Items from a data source
------
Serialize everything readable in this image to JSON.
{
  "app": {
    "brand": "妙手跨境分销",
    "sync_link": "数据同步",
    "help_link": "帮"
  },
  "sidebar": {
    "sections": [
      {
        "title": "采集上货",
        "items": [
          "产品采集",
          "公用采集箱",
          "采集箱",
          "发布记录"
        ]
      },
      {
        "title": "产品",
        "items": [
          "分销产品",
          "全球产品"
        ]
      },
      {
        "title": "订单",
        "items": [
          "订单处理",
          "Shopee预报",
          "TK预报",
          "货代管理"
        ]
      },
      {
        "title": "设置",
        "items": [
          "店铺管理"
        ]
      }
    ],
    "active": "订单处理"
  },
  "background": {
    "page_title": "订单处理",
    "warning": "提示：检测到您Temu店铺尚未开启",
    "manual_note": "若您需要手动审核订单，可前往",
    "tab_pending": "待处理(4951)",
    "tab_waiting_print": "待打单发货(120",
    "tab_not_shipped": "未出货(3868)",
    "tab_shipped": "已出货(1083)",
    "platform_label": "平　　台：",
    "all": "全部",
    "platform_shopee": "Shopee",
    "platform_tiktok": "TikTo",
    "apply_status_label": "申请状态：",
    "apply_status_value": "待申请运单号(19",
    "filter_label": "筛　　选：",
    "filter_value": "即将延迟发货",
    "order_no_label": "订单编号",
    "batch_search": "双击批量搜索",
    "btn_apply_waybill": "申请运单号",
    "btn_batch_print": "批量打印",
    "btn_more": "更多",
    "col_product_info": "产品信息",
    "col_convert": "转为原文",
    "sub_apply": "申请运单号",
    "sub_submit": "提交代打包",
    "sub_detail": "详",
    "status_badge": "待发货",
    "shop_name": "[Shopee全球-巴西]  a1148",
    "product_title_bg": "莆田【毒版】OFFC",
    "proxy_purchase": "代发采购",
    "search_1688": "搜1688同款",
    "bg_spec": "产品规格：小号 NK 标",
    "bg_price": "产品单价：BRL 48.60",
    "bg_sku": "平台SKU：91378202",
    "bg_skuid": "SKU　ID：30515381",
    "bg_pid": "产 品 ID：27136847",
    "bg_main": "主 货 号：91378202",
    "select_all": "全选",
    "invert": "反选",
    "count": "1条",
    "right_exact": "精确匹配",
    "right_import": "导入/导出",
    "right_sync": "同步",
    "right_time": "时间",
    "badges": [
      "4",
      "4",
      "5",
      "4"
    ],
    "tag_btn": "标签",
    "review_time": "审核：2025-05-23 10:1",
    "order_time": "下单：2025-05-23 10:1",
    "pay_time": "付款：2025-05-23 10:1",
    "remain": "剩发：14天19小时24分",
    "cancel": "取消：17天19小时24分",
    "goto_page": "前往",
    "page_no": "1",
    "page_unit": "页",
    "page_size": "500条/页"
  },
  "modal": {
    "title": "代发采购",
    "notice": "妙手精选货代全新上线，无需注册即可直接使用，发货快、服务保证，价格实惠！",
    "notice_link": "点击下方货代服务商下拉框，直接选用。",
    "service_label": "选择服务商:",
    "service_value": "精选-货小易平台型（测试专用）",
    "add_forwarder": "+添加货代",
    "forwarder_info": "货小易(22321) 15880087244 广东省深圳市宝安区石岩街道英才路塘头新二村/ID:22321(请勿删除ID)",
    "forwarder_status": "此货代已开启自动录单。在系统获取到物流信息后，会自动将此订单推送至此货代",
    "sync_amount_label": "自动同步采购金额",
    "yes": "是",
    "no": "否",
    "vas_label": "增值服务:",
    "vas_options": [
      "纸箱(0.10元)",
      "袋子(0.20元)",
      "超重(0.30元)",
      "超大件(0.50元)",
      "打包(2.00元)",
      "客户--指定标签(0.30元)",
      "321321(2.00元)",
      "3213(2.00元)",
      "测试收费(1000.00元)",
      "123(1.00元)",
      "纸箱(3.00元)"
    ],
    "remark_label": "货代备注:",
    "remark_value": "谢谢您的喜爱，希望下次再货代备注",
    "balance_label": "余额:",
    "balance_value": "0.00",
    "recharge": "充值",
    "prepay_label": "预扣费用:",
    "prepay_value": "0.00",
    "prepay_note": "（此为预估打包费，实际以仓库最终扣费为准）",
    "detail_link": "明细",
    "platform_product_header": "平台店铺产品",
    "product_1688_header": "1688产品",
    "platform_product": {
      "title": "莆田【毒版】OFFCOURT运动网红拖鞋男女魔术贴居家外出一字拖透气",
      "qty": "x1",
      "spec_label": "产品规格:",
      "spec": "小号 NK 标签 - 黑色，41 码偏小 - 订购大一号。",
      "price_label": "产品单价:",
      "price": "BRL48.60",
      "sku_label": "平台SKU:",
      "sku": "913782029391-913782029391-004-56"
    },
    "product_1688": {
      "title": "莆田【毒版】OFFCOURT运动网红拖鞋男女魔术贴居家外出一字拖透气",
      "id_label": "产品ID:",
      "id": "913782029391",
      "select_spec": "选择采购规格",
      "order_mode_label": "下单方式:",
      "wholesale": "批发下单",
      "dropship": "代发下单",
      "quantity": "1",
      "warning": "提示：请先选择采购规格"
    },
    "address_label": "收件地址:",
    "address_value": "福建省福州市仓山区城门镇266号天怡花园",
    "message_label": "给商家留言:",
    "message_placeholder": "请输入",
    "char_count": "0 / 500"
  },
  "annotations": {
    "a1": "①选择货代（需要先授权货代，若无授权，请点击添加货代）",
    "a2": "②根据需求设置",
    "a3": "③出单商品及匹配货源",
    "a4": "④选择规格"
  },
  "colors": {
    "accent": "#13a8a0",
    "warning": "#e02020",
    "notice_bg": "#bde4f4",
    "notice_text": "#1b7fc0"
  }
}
------
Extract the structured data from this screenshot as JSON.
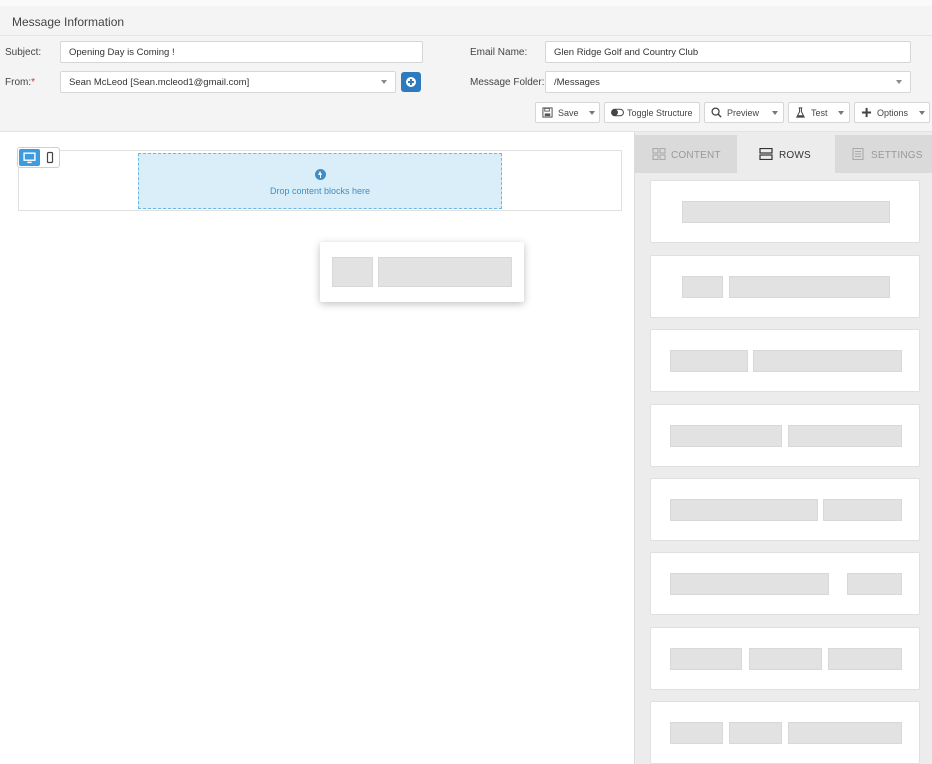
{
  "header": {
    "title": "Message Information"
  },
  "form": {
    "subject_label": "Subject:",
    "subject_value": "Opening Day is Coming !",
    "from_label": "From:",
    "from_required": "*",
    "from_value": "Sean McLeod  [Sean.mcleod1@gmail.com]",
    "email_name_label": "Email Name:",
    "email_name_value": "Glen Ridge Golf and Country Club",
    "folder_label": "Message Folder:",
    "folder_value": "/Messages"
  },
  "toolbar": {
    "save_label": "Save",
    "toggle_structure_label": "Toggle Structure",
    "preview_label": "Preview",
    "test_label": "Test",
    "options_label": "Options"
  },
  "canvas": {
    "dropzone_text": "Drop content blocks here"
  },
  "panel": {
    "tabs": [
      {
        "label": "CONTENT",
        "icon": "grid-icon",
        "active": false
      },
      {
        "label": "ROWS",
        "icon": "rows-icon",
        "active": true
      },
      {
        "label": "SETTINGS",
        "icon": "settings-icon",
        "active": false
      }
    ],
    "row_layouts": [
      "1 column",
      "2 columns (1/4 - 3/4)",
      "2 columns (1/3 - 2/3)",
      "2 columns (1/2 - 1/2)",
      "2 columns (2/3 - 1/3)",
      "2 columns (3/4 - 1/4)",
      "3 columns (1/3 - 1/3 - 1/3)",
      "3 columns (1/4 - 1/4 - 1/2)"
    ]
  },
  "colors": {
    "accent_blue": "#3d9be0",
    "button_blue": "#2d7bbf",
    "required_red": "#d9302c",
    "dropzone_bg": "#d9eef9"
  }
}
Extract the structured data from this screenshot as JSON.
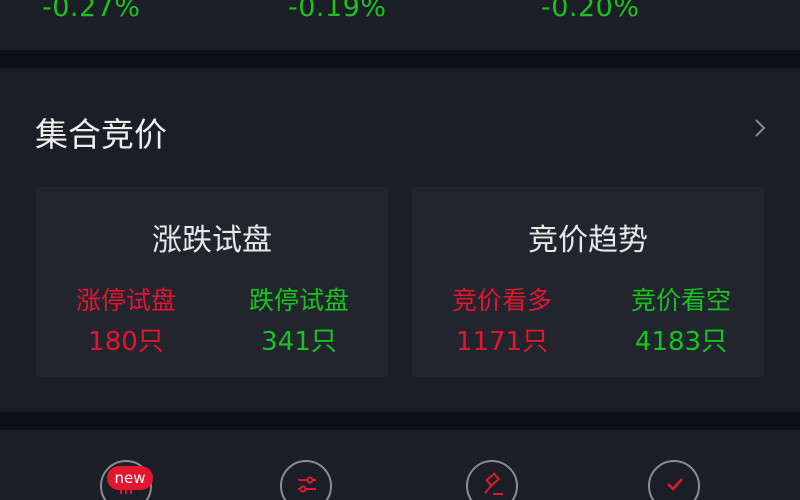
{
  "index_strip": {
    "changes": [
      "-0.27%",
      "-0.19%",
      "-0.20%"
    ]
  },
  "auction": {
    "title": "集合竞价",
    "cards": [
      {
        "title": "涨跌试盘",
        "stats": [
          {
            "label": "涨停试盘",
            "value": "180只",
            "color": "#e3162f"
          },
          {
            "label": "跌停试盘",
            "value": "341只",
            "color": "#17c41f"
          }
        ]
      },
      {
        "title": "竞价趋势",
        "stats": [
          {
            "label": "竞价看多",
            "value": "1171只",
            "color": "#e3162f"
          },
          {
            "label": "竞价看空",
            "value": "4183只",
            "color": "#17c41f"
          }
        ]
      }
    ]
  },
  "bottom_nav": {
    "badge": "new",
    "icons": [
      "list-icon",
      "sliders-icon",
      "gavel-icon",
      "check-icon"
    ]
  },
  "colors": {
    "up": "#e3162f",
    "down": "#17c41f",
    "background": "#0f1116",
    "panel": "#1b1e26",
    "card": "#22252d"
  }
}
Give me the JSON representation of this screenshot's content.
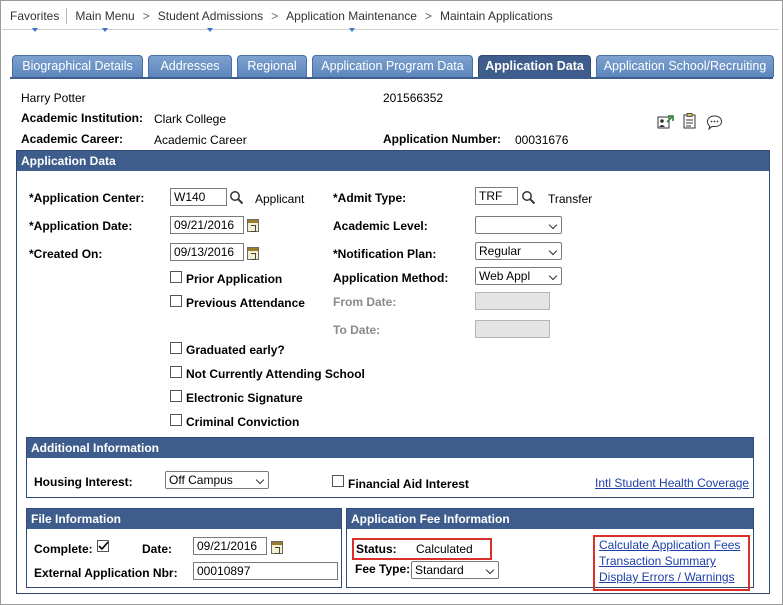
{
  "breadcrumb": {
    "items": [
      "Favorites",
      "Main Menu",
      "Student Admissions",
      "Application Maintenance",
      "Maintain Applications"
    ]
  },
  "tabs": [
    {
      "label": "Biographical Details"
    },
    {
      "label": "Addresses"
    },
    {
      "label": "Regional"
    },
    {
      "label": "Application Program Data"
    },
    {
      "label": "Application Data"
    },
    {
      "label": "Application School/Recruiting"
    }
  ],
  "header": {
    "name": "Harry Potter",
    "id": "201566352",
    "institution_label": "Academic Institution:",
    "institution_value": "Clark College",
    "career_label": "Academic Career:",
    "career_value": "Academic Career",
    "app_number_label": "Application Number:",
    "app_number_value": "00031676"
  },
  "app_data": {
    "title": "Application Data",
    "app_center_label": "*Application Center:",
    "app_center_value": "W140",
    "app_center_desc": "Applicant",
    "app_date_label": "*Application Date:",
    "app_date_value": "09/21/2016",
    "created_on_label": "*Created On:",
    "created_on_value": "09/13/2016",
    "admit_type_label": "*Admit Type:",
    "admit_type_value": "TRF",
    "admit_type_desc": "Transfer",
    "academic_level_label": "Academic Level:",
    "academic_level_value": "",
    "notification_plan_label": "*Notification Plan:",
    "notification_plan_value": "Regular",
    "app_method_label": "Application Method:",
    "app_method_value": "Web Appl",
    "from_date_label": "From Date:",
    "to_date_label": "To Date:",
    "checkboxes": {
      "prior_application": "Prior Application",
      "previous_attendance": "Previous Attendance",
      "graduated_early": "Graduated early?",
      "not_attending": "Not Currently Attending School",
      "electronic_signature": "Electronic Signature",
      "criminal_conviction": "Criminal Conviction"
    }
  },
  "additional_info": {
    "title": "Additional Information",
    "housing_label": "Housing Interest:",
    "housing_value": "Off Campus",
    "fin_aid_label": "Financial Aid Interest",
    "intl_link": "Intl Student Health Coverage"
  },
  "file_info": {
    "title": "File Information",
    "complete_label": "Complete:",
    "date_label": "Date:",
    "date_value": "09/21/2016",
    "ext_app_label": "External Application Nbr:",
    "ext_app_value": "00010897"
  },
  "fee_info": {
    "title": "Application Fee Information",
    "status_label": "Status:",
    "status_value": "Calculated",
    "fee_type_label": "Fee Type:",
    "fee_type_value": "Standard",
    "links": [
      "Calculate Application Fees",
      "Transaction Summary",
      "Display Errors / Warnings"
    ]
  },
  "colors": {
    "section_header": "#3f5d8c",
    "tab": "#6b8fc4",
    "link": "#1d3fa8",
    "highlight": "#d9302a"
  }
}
------
* Exercise aim:
Go through the material above and count the lines that contain "active"; give that number alone.

* Solved exercise:
4